[Stored entries]

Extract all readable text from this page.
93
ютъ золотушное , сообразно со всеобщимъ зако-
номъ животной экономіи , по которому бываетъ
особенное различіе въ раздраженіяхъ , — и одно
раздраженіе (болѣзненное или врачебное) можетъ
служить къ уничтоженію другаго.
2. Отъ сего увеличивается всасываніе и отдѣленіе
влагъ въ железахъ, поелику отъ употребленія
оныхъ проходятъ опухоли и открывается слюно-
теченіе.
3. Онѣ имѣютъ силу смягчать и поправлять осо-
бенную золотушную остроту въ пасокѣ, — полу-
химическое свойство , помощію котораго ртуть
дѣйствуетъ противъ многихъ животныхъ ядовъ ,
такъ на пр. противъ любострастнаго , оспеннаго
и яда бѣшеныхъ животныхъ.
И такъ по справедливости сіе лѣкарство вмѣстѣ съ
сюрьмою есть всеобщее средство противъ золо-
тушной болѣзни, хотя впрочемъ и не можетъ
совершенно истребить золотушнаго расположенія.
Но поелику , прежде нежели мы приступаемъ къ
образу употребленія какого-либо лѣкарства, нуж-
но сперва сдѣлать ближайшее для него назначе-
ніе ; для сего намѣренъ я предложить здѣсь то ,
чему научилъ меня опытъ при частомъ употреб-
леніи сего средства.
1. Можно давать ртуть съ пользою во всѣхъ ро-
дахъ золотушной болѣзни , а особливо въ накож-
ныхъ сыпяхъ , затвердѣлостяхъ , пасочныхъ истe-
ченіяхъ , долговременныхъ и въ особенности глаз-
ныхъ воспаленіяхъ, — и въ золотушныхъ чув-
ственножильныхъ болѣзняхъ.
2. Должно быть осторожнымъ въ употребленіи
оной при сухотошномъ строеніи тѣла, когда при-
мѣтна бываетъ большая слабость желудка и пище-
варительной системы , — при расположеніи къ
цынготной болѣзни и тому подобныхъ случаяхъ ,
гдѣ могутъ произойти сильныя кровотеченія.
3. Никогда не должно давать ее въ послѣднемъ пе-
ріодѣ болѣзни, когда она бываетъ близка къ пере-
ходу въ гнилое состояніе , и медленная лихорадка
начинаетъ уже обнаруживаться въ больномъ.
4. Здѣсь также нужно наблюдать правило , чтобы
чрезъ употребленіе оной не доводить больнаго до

_WHAT YOU HAVE TO DO_: Where a line contains the string "можетъ", extract that line.

_SOLVED EXERCISE_:
раздраженіе (болѣзненное или врачебное) можетъ
тушной болѣзни, хотя впрочемъ и не можетъ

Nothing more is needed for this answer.